### Problem statement
Rewrite the data from its first line through the line containing "book-now-button[interactable]: BOOK NOW", inclusive, as a JSON list of strings with one string per line. Skip blank lines.

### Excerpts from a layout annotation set
begin

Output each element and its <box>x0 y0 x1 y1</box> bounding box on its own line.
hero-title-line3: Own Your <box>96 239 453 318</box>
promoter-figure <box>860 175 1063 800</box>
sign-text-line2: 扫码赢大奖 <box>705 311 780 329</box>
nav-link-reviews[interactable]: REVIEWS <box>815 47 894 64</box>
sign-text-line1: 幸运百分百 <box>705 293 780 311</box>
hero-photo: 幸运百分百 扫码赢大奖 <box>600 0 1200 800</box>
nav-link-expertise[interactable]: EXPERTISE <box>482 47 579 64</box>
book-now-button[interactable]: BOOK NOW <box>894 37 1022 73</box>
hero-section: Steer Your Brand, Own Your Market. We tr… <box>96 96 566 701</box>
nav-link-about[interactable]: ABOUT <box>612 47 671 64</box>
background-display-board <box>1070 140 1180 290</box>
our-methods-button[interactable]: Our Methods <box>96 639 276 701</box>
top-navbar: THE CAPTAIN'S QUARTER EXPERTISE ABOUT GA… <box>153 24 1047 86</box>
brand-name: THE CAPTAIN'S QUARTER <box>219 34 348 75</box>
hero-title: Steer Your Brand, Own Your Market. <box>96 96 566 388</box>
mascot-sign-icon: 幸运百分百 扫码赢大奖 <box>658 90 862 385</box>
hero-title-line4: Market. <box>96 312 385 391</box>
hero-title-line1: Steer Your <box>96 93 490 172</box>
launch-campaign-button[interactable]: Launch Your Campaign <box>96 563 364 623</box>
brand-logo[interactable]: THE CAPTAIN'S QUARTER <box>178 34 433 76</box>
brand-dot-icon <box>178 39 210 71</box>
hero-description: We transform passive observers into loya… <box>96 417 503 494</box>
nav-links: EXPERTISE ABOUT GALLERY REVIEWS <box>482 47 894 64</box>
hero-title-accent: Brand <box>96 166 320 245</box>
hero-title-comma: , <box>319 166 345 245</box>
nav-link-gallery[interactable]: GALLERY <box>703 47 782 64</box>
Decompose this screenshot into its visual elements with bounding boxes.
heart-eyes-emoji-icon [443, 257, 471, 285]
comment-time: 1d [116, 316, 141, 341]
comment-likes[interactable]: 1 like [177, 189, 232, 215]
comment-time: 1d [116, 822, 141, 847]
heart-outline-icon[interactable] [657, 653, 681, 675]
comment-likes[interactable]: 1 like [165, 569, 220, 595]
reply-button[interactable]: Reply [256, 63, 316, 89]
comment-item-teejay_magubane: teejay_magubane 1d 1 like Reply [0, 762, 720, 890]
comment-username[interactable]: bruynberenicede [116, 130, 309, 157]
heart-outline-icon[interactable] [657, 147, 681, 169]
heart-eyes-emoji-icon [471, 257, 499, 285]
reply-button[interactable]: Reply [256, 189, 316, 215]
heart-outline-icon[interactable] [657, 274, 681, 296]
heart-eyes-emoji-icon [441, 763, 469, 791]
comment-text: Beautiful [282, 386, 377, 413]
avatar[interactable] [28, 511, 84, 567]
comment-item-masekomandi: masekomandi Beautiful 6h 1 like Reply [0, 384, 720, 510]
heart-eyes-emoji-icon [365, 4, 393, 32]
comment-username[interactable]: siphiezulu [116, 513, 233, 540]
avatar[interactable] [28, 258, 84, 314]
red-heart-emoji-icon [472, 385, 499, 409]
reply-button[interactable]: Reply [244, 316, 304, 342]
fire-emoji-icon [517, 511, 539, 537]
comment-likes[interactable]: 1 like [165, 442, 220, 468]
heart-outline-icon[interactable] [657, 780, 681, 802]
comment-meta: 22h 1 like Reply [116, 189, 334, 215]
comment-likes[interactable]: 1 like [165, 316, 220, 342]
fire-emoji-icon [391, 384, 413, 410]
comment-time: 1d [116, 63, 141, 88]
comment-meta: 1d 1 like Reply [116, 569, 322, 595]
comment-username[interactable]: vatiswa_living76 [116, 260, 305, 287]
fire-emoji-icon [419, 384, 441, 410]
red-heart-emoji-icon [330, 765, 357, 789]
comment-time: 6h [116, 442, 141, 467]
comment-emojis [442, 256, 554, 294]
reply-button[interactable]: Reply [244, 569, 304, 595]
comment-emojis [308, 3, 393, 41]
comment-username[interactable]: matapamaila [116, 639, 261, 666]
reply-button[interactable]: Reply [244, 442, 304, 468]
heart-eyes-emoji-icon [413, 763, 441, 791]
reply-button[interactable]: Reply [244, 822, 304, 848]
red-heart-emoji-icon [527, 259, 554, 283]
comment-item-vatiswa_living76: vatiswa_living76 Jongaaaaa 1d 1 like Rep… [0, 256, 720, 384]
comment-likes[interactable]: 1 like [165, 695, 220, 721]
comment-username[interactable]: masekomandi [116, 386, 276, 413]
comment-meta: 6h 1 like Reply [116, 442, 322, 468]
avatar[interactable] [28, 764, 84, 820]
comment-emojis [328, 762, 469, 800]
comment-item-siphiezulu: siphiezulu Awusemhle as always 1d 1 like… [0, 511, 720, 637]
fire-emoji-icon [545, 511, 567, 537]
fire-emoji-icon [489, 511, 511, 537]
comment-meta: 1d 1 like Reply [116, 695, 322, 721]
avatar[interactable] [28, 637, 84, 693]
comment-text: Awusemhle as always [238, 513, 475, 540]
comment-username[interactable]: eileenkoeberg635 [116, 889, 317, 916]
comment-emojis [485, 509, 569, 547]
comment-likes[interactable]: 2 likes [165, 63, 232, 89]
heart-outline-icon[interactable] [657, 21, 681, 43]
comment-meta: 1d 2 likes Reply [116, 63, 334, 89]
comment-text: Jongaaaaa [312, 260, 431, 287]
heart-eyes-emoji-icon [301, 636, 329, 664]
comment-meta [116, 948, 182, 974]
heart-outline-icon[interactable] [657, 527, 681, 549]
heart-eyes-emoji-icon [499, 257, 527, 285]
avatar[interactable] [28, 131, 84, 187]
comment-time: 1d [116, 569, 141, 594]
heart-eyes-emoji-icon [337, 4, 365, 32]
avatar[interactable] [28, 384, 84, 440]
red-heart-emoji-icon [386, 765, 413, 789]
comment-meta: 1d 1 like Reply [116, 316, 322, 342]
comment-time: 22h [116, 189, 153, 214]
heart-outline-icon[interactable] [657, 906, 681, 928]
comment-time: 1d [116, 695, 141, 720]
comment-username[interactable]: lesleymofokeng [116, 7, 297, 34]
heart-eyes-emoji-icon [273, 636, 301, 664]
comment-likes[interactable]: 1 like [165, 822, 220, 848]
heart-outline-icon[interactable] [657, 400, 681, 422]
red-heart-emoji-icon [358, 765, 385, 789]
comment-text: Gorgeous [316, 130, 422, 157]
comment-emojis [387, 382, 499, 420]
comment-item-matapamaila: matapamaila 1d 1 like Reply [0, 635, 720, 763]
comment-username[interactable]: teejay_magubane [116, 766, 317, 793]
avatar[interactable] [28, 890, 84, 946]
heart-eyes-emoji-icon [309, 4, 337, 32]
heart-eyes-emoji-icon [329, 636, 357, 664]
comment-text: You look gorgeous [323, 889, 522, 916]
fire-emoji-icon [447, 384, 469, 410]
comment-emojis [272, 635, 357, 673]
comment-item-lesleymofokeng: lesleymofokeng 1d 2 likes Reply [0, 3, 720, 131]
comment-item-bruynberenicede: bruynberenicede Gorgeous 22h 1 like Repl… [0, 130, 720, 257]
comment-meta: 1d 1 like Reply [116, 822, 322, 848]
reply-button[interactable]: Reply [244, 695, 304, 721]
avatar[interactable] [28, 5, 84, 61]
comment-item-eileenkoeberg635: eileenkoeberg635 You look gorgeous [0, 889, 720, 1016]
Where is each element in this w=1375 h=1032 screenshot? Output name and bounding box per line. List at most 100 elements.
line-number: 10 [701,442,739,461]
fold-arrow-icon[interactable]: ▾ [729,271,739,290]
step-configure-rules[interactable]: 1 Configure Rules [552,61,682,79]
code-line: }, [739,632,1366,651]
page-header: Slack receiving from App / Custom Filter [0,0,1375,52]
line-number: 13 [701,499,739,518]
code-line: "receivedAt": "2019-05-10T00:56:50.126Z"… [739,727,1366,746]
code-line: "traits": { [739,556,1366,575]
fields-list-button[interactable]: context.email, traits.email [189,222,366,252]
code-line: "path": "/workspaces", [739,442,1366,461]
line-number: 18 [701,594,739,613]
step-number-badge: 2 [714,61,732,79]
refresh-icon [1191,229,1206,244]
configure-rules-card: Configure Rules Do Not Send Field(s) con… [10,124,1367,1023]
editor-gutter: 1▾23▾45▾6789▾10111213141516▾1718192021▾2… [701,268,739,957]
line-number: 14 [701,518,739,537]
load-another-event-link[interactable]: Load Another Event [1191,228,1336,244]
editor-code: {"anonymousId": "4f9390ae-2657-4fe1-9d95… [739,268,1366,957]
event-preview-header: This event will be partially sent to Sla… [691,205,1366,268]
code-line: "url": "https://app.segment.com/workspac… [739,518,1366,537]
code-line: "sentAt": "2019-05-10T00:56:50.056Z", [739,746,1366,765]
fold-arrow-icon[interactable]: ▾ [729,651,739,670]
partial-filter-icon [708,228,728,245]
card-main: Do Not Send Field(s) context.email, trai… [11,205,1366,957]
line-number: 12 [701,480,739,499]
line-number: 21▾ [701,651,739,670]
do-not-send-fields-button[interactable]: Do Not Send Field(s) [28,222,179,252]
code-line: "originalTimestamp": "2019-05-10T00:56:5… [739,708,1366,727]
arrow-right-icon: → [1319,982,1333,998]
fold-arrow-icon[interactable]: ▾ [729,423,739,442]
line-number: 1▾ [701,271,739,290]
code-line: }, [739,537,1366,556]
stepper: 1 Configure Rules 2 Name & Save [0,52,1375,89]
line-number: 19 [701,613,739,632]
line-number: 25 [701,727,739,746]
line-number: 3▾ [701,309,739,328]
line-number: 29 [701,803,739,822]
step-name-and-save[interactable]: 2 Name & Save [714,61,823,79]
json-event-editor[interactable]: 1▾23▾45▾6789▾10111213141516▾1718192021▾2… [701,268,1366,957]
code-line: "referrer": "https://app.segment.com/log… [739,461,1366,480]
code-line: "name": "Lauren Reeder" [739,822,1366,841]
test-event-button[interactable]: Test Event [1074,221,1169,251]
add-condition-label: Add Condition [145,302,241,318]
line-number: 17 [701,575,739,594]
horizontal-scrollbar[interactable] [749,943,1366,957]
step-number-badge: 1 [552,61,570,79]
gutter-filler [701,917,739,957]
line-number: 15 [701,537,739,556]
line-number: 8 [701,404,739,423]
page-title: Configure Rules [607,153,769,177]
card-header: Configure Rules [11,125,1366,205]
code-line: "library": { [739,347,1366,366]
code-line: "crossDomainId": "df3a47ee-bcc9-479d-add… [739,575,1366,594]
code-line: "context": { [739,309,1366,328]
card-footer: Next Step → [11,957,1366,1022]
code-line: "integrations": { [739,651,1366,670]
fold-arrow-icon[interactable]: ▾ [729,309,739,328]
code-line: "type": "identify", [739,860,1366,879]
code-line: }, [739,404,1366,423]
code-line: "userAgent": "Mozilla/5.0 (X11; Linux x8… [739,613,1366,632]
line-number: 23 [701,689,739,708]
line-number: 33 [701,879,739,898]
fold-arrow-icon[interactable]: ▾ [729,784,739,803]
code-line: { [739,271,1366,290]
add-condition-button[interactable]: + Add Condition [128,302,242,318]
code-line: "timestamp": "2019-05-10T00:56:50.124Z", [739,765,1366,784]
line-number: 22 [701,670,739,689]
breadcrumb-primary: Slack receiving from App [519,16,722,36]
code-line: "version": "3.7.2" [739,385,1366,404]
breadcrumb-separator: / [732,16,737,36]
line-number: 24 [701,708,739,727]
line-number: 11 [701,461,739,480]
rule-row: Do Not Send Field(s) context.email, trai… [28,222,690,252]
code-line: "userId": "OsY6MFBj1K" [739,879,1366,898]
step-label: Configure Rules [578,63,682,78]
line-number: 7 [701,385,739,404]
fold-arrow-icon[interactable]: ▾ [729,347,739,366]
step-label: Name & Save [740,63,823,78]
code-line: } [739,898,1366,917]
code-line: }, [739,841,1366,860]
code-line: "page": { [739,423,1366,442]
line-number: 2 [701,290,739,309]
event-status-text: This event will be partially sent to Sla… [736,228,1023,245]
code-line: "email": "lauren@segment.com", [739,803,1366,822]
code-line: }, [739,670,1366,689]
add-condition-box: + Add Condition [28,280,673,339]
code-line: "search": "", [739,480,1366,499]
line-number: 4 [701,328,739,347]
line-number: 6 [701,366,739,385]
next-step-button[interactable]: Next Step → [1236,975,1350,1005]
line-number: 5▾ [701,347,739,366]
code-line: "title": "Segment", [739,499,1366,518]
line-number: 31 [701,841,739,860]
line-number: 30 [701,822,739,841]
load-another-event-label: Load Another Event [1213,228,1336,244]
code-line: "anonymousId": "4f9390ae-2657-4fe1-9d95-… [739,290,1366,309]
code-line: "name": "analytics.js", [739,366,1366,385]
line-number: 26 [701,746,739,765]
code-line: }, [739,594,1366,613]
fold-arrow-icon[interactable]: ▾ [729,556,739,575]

end

### Output below
[
  "Output each element and its <box>x0 y0 x1 y1</box> bounding box on its own line.",
  "hero-title-line3: Own Your <box>96 239 453 318</box>",
  "promoter-figure <box>860 175 1063 800</box>",
  "sign-text-line2: 扫码赢大奖 <box>705 311 780 329</box>",
  "nav-link-reviews[interactable]: REVIEWS <box>815 47 894 64</box>",
  "sign-text-line1: 幸运百分百 <box>705 293 780 311</box>",
  "hero-photo: 幸运百分百 扫码赢大奖 <box>600 0 1200 800</box>",
  "nav-link-expertise[interactable]: EXPERTISE <box>482 47 579 64</box>",
  "book-now-button[interactable]: BOOK NOW <box>894 37 1022 73</box>"
]